Exercise: Produce a verbatim transcription of the records below, beginning at the line containing "OCR this image." and ending at the final line; include only those lines.

Given data:
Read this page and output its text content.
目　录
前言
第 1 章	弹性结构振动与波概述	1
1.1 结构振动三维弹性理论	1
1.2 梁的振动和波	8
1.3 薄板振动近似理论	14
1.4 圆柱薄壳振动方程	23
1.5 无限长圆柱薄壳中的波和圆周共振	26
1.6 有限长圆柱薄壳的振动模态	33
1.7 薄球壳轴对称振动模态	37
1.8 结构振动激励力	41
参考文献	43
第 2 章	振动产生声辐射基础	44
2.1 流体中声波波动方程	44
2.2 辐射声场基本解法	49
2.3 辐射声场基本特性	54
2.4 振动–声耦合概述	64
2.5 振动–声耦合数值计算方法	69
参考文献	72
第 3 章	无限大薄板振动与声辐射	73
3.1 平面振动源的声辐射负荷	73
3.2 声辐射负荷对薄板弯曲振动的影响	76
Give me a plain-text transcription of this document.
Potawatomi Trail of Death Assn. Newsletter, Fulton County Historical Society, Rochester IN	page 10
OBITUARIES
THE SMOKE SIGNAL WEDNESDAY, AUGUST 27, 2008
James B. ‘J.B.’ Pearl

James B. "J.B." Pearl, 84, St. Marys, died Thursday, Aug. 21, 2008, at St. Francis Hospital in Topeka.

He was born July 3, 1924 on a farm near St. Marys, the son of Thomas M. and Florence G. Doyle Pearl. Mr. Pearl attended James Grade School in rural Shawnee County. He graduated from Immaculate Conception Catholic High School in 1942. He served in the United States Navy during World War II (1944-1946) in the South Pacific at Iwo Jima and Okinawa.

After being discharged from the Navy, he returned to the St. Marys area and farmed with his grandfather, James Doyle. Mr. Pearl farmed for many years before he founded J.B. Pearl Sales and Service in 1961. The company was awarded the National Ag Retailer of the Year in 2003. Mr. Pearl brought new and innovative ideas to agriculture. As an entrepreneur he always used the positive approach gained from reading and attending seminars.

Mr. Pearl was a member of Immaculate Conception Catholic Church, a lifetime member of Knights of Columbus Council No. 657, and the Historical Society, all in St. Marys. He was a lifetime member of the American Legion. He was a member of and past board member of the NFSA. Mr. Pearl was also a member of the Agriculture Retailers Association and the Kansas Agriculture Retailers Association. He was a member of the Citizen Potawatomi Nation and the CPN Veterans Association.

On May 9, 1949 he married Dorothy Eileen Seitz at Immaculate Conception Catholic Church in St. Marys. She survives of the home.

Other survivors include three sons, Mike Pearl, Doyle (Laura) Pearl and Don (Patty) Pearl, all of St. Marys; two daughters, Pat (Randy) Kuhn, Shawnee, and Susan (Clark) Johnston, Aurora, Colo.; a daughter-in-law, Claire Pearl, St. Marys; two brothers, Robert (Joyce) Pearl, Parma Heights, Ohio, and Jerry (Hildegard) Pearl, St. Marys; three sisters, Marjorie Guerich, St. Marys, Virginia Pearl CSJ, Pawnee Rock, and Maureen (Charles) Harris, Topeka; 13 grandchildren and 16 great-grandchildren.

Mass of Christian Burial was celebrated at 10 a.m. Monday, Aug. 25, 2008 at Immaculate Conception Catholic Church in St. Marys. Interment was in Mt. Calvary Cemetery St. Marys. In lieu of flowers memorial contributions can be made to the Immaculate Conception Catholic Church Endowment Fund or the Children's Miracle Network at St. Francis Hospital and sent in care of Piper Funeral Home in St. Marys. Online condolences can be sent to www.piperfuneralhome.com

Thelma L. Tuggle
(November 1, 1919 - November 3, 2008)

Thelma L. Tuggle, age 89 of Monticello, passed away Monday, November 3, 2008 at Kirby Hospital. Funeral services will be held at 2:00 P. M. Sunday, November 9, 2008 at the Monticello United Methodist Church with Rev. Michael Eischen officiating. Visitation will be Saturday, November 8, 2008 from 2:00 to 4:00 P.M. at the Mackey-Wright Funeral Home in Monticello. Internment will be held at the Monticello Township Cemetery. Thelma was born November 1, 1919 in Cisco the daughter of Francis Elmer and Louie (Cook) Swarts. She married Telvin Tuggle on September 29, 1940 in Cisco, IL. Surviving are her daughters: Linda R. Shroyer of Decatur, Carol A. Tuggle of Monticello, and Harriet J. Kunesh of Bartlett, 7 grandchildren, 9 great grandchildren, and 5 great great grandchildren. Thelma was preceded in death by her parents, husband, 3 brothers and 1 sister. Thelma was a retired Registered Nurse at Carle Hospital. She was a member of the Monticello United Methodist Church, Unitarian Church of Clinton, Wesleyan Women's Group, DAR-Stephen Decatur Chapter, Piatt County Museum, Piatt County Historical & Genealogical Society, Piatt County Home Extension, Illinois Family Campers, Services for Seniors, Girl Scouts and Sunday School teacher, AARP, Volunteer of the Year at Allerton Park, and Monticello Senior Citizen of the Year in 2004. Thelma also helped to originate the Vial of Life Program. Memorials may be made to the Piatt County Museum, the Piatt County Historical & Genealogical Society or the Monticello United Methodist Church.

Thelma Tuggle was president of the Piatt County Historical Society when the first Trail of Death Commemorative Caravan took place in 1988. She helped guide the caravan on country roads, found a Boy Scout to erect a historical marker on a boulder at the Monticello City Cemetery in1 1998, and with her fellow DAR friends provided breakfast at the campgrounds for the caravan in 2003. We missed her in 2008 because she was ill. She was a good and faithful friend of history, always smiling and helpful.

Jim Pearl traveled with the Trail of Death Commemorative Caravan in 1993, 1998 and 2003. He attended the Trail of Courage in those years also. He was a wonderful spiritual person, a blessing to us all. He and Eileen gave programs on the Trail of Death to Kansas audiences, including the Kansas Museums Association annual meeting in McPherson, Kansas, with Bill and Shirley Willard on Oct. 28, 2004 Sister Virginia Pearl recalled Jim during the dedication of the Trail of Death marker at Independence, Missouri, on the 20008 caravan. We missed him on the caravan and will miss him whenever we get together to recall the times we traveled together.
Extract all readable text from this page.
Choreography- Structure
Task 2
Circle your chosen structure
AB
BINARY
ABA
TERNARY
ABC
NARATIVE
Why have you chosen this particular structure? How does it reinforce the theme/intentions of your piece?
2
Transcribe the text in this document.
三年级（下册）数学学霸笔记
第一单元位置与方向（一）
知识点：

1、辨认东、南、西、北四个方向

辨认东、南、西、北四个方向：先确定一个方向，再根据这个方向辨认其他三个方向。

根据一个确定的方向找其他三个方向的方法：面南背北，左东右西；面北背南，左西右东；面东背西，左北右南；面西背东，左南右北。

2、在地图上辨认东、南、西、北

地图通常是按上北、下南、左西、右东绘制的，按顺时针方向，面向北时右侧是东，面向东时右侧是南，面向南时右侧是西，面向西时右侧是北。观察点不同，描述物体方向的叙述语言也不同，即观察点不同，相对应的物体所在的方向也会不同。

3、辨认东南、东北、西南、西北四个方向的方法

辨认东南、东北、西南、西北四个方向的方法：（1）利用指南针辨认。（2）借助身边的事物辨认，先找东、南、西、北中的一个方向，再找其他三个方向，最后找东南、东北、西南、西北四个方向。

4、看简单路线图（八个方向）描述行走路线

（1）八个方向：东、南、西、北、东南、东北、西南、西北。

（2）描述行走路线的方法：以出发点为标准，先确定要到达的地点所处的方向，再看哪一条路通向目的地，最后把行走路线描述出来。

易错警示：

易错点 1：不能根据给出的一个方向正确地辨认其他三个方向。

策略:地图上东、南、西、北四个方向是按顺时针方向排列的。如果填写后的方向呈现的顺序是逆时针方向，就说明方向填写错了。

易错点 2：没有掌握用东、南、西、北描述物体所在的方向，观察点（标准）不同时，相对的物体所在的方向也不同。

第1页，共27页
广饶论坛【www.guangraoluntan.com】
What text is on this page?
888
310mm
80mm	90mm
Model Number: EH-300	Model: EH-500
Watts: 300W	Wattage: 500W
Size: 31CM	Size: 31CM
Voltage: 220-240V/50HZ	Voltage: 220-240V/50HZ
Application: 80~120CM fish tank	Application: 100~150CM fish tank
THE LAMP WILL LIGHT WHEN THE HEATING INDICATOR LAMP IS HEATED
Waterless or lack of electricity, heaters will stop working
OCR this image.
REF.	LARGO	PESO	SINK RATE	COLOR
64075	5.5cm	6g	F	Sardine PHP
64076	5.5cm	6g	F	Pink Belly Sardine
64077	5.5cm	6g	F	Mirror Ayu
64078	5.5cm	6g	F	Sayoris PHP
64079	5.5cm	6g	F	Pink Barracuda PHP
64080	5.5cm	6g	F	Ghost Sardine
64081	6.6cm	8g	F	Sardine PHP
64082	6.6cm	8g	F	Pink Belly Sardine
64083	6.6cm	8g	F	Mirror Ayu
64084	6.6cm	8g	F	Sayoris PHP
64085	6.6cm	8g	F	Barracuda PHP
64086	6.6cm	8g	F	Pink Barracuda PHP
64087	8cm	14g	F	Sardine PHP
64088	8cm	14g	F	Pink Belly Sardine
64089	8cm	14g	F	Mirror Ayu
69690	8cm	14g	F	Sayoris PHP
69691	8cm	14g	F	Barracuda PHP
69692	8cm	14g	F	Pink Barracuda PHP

Response to the exercise:
OCR this image.
REF.	LARGO	PESO	SINK RATE	COLOR
64075	5.5cm	6g	F	Sardine PHP
64076	5.5cm	6g	F	Pink Belly Sardine
64077	5.5cm	6g	F	Mirror Ayu
64078	5.5cm	6g	F	Sayoris PHP
64079	5.5cm	6g	F	Pink Barracuda PHP
64080	5.5cm	6g	F	Ghost Sardine
64081	6.6cm	8g	F	Sardine PHP
64082	6.6cm	8g	F	Pink Belly Sardine
64083	6.6cm	8g	F	Mirror Ayu
64084	6.6cm	8g	F	Sayoris PHP
64085	6.6cm	8g	F	Barracuda PHP
64086	6.6cm	8g	F	Pink Barracuda PHP
64087	8cm	14g	F	Sardine PHP
64088	8cm	14g	F	Pink Belly Sardine
64089	8cm	14g	F	Mirror Ayu
69690	8cm	14g	F	Sayoris PHP
69691	8cm	14g	F	Barracuda PHP
69692	8cm	14g	F	Pink Barracuda PHP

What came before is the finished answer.